■ **Given data**

═══

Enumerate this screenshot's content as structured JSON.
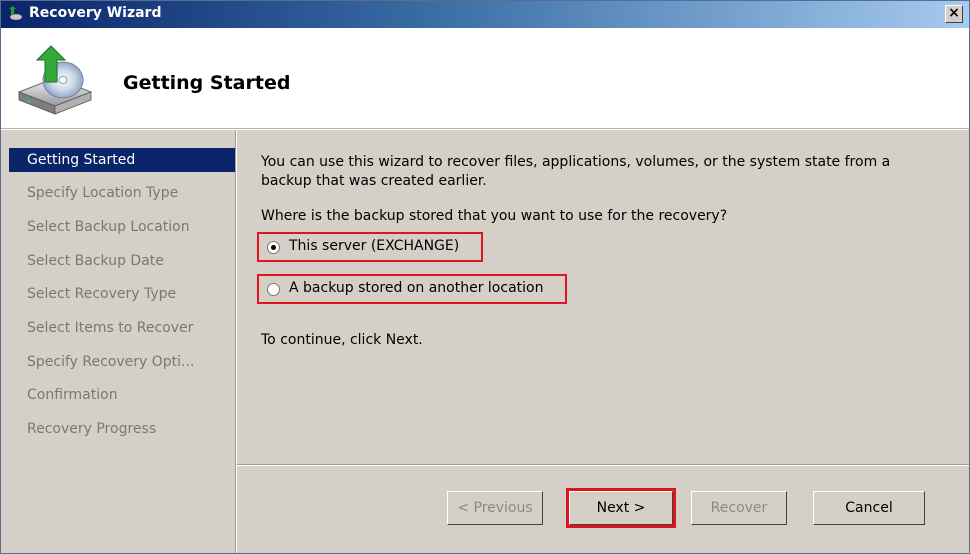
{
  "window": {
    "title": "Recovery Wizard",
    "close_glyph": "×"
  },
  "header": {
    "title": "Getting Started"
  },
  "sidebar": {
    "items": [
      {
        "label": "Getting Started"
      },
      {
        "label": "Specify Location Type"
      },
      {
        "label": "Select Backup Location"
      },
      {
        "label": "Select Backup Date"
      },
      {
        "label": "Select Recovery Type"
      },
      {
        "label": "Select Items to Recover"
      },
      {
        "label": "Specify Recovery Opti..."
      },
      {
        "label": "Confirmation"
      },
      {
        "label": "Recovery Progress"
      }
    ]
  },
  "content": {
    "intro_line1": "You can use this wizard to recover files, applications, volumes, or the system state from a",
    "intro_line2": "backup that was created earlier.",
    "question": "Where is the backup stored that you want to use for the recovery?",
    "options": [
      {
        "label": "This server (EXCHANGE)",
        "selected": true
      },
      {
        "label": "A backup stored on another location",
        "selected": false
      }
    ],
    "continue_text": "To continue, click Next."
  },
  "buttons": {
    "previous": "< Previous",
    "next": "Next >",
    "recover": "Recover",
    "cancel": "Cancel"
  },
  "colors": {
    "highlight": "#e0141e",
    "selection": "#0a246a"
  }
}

═══

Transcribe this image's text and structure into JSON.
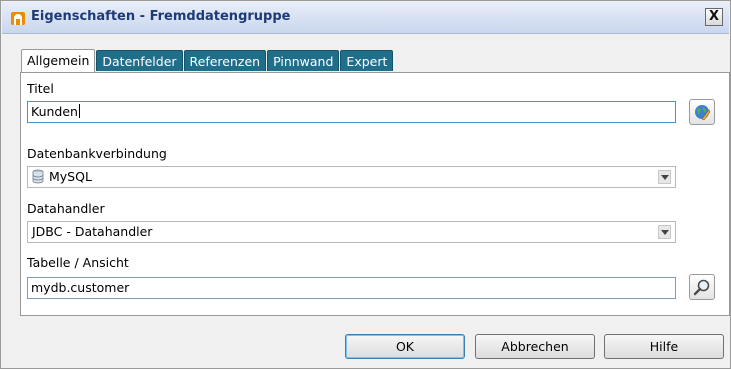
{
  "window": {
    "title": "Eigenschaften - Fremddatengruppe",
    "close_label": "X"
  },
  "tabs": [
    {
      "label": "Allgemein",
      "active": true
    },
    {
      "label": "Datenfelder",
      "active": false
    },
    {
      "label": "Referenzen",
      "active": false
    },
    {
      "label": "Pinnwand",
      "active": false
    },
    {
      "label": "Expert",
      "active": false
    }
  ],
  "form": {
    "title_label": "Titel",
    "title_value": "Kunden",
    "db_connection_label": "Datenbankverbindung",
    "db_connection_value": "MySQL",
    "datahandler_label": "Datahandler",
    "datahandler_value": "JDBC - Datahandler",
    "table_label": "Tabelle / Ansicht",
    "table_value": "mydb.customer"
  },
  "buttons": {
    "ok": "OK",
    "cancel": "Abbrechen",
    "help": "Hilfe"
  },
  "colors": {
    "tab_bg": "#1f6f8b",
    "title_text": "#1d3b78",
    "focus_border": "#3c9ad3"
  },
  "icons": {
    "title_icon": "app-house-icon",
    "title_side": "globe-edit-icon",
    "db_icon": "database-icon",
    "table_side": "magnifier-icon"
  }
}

═══

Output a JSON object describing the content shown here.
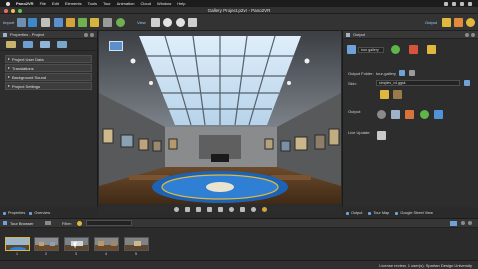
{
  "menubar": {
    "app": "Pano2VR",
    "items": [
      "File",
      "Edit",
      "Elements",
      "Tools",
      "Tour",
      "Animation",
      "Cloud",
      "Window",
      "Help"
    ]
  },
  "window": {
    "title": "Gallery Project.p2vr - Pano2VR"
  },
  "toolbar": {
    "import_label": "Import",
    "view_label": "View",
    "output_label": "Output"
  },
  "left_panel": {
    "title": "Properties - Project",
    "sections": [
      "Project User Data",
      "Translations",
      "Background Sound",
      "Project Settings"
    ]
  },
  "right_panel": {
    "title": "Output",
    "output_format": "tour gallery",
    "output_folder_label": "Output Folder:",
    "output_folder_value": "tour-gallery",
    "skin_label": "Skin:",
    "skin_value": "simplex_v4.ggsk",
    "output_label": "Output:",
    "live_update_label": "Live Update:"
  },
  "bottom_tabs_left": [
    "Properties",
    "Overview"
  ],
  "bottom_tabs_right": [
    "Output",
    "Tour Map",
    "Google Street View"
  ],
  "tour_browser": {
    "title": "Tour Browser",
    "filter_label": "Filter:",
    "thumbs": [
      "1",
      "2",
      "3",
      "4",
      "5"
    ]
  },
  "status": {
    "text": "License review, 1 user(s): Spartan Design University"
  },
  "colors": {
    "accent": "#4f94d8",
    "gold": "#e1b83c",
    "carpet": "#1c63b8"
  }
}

═══

■ **Goal**
Among the lines of the listing, how many hold the string "that"? Respond with only the number.

■ **Answer to this task**
2